Dataset rows about figures:
────────────────

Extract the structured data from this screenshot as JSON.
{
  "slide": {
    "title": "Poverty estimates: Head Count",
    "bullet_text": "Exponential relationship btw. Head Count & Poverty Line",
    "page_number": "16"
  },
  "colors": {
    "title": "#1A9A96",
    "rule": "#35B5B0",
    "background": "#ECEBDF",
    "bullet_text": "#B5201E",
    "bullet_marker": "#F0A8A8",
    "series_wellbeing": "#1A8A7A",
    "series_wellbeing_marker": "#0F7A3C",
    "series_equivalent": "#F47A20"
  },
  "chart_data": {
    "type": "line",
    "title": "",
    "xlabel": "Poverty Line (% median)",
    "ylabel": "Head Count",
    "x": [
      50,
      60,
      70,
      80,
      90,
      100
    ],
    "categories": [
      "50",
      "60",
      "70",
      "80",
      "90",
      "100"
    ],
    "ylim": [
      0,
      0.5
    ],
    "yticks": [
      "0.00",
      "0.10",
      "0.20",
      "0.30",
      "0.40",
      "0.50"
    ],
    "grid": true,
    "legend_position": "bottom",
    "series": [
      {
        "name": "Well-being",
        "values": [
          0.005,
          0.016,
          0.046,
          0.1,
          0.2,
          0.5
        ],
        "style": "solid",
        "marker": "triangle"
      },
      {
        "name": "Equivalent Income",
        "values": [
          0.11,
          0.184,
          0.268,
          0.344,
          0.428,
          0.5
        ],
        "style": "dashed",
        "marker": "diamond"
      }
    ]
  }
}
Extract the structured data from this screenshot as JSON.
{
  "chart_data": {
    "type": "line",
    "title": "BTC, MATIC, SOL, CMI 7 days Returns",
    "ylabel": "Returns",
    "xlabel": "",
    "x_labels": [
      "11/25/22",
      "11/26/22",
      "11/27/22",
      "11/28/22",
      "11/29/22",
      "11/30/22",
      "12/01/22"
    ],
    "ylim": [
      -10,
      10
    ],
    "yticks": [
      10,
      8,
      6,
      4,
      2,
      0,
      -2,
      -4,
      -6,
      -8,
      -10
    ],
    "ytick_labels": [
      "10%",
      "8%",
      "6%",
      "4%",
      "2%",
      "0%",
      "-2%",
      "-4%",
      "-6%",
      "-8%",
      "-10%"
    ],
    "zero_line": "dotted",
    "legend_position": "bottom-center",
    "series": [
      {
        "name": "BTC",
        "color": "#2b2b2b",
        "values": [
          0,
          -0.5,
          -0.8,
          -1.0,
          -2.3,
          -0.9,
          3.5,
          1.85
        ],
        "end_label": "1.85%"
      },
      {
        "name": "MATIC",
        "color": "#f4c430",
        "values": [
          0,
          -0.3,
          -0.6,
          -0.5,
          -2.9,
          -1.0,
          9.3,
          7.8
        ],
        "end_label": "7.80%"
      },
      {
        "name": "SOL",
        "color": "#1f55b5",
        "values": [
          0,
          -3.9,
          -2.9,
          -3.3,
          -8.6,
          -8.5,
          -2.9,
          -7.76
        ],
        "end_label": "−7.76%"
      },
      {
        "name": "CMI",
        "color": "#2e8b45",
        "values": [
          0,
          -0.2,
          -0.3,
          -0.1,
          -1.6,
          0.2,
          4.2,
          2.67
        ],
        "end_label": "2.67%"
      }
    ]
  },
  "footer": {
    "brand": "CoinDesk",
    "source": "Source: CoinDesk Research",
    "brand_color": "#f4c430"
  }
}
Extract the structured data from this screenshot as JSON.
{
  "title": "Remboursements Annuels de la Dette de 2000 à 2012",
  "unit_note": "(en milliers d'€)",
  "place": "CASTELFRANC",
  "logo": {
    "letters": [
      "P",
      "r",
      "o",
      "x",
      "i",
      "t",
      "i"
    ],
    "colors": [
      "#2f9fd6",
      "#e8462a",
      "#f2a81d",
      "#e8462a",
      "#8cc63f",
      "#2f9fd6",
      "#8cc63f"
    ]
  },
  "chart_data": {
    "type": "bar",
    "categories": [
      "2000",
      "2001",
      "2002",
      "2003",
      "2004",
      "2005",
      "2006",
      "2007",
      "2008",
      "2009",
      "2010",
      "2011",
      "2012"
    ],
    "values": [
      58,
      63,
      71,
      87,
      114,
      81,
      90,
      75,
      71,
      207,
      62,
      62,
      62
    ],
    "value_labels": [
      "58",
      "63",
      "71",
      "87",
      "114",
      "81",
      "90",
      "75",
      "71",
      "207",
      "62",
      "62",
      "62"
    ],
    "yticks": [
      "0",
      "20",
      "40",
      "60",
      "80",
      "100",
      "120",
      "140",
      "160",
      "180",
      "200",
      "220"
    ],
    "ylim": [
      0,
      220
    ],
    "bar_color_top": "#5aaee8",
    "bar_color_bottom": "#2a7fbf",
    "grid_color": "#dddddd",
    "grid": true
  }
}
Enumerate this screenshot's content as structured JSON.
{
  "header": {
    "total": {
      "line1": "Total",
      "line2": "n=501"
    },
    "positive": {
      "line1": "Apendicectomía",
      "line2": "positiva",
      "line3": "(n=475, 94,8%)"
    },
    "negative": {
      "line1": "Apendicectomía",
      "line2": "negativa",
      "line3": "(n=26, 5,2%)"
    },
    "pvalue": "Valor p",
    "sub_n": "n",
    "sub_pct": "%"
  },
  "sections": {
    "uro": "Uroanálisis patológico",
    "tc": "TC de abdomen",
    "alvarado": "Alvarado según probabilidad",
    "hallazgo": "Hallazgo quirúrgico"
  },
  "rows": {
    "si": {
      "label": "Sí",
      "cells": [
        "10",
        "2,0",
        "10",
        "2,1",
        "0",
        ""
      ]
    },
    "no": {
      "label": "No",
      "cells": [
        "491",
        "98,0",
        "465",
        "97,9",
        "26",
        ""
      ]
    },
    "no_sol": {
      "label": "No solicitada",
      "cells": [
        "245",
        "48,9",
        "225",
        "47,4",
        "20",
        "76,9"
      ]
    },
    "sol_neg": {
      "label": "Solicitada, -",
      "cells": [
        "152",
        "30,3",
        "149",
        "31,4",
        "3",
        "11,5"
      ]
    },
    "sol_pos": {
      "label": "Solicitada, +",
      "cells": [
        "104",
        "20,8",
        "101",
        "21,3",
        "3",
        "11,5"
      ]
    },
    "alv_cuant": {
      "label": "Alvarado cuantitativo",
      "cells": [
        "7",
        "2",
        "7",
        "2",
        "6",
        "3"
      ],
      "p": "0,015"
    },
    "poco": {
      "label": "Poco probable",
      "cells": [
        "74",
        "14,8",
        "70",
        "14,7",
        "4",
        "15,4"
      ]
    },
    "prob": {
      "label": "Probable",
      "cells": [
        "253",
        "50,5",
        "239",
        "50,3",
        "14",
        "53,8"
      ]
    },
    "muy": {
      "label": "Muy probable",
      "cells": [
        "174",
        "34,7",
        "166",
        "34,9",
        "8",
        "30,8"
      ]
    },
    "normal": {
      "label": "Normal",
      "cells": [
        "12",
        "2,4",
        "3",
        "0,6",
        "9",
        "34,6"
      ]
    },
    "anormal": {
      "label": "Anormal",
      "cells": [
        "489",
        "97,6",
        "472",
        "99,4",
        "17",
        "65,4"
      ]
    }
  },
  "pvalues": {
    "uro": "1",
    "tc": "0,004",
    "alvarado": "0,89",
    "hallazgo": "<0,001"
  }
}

────────────────

## [Task requirements]
Extract all of the data above without altering anything.

## [Worked answer]
Extract the structured data from this screenshot as JSON.
{
  "slide": {
    "title": "Poverty estimates: Head Count",
    "bullet_text": "Exponential relationship btw. Head Count & Poverty Line",
    "page_number": "16"
  },
  "colors": {
    "title": "#1A9A96",
    "rule": "#35B5B0",
    "background": "#ECEBDF",
    "bullet_text": "#B5201E",
    "bullet_marker": "#F0A8A8",
    "series_wellbeing": "#1A8A7A",
    "series_wellbeing_marker": "#0F7A3C",
    "series_equivalent": "#F47A20"
  },
  "chart_data": {
    "type": "line",
    "title": "",
    "xlabel": "Poverty Line (% median)",
    "ylabel": "Head Count",
    "x": [
      50,
      60,
      70,
      80,
      90,
      100
    ],
    "categories": [
      "50",
      "60",
      "70",
      "80",
      "90",
      "100"
    ],
    "ylim": [
      0,
      0.5
    ],
    "yticks": [
      "0.00",
      "0.10",
      "0.20",
      "0.30",
      "0.40",
      "0.50"
    ],
    "grid": true,
    "legend_position": "bottom",
    "series": [
      {
        "name": "Well-being",
        "values": [
          0.005,
          0.016,
          0.046,
          0.1,
          0.2,
          0.5
        ],
        "style": "solid",
        "marker": "triangle"
      },
      {
        "name": "Equivalent Income",
        "values": [
          0.11,
          0.184,
          0.268,
          0.344,
          0.428,
          0.5
        ],
        "style": "dashed",
        "marker": "diamond"
      }
    ]
  }
}
Extract the structured data from this screenshot as JSON.
{
  "chart_data": {
    "type": "line",
    "title": "BTC, MATIC, SOL, CMI 7 days Returns",
    "ylabel": "Returns",
    "xlabel": "",
    "x_labels": [
      "11/25/22",
      "11/26/22",
      "11/27/22",
      "11/28/22",
      "11/29/22",
      "11/30/22",
      "12/01/22"
    ],
    "ylim": [
      -10,
      10
    ],
    "yticks": [
      10,
      8,
      6,
      4,
      2,
      0,
      -2,
      -4,
      -6,
      -8,
      -10
    ],
    "ytick_labels": [
      "10%",
      "8%",
      "6%",
      "4%",
      "2%",
      "0%",
      "-2%",
      "-4%",
      "-6%",
      "-8%",
      "-10%"
    ],
    "zero_line": "dotted",
    "legend_position": "bottom-center",
    "series": [
      {
        "name": "BTC",
        "color": "#2b2b2b",
        "values": [
          0,
          -0.5,
          -0.8,
          -1.0,
          -2.3,
          -0.9,
          3.5,
          1.85
        ],
        "end_label": "1.85%"
      },
      {
        "name": "MATIC",
        "color": "#f4c430",
        "values": [
          0,
          -0.3,
          -0.6,
          -0.5,
          -2.9,
          -1.0,
          9.3,
          7.8
        ],
        "end_label": "7.80%"
      },
      {
        "name": "SOL",
        "color": "#1f55b5",
        "values": [
          0,
          -3.9,
          -2.9,
          -3.3,
          -8.6,
          -8.5,
          -2.9,
          -7.76
        ],
        "end_label": "−7.76%"
      },
      {
        "name": "CMI",
        "color": "#2e8b45",
        "values": [
          0,
          -0.2,
          -0.3,
          -0.1,
          -1.6,
          0.2,
          4.2,
          2.67
        ],
        "end_label": "2.67%"
      }
    ]
  },
  "footer": {
    "brand": "CoinDesk",
    "source": "Source: CoinDesk Research",
    "brand_color": "#f4c430"
  }
}
Extract the structured data from this screenshot as JSON.
{
  "title": "Remboursements Annuels de la Dette de 2000 à 2012",
  "unit_note": "(en milliers d'€)",
  "place": "CASTELFRANC",
  "logo": {
    "letters": [
      "P",
      "r",
      "o",
      "x",
      "i",
      "t",
      "i"
    ],
    "colors": [
      "#2f9fd6",
      "#e8462a",
      "#f2a81d",
      "#e8462a",
      "#8cc63f",
      "#2f9fd6",
      "#8cc63f"
    ]
  },
  "chart_data": {
    "type": "bar",
    "categories": [
      "2000",
      "2001",
      "2002",
      "2003",
      "2004",
      "2005",
      "2006",
      "2007",
      "2008",
      "2009",
      "2010",
      "2011",
      "2012"
    ],
    "values": [
      58,
      63,
      71,
      87,
      114,
      81,
      90,
      75,
      71,
      207,
      62,
      62,
      62
    ],
    "value_labels": [
      "58",
      "63",
      "71",
      "87",
      "114",
      "81",
      "90",
      "75",
      "71",
      "207",
      "62",
      "62",
      "62"
    ],
    "yticks": [
      "0",
      "20",
      "40",
      "60",
      "80",
      "100",
      "120",
      "140",
      "160",
      "180",
      "200",
      "220"
    ],
    "ylim": [
      0,
      220
    ],
    "bar_color_top": "#5aaee8",
    "bar_color_bottom": "#2a7fbf",
    "grid_color": "#dddddd",
    "grid": true
  }
}
Enumerate this screenshot's content as structured JSON.
{
  "header": {
    "total": {
      "line1": "Total",
      "line2": "n=501"
    },
    "positive": {
      "line1": "Apendicectomía",
      "line2": "positiva",
      "line3": "(n=475, 94,8%)"
    },
    "negative": {
      "line1": "Apendicectomía",
      "line2": "negativa",
      "line3": "(n=26, 5,2%)"
    },
    "pvalue": "Valor p",
    "sub_n": "n",
    "sub_pct": "%"
  },
  "sections": {
    "uro": "Uroanálisis patológico",
    "tc": "TC de abdomen",
    "alvarado": "Alvarado según probabilidad",
    "hallazgo": "Hallazgo quirúrgico"
  },
  "rows": {
    "si": {
      "label": "Sí",
      "cells": [
        "10",
        "2,0",
        "10",
        "2,1",
        "0",
        ""
      ]
    },
    "no": {
      "label": "No",
      "cells": [
        "491",
        "98,0",
        "465",
        "97,9",
        "26",
        ""
      ]
    },
    "no_sol": {
      "label": "No solicitada",
      "cells": [
        "245",
        "48,9",
        "225",
        "47,4",
        "20",
        "76,9"
      ]
    },
    "sol_neg": {
      "label": "Solicitada, -",
      "cells": [
        "152",
        "30,3",
        "149",
        "31,4",
        "3",
        "11,5"
      ]
    },
    "sol_pos": {
      "label": "Solicitada, +",
      "cells": [
        "104",
        "20,8",
        "101",
        "21,3",
        "3",
        "11,5"
      ]
    },
    "alv_cuant": {
      "label": "Alvarado cuantitativo",
      "cells": [
        "7",
        "2",
        "7",
        "2",
        "6",
        "3"
      ],
      "p": "0,015"
    },
    "poco": {
      "label": "Poco probable",
      "cells": [
        "74",
        "14,8",
        "70",
        "14,7",
        "4",
        "15,4"
      ]
    },
    "prob": {
      "label": "Probable",
      "cells": [
        "253",
        "50,5",
        "239",
        "50,3",
        "14",
        "53,8"
      ]
    },
    "muy": {
      "label": "Muy probable",
      "cells": [
        "174",
        "34,7",
        "166",
        "34,9",
        "8",
        "30,8"
      ]
    },
    "normal": {
      "label": "Normal",
      "cells": [
        "12",
        "2,4",
        "3",
        "0,6",
        "9",
        "34,6"
      ]
    },
    "anormal": {
      "label": "Anormal",
      "cells": [
        "489",
        "97,6",
        "472",
        "99,4",
        "17",
        "65,4"
      ]
    }
  },
  "pvalues": {
    "uro": "1",
    "tc": "0,004",
    "alvarado": "0,89",
    "hallazgo": "<0,001"
  }
}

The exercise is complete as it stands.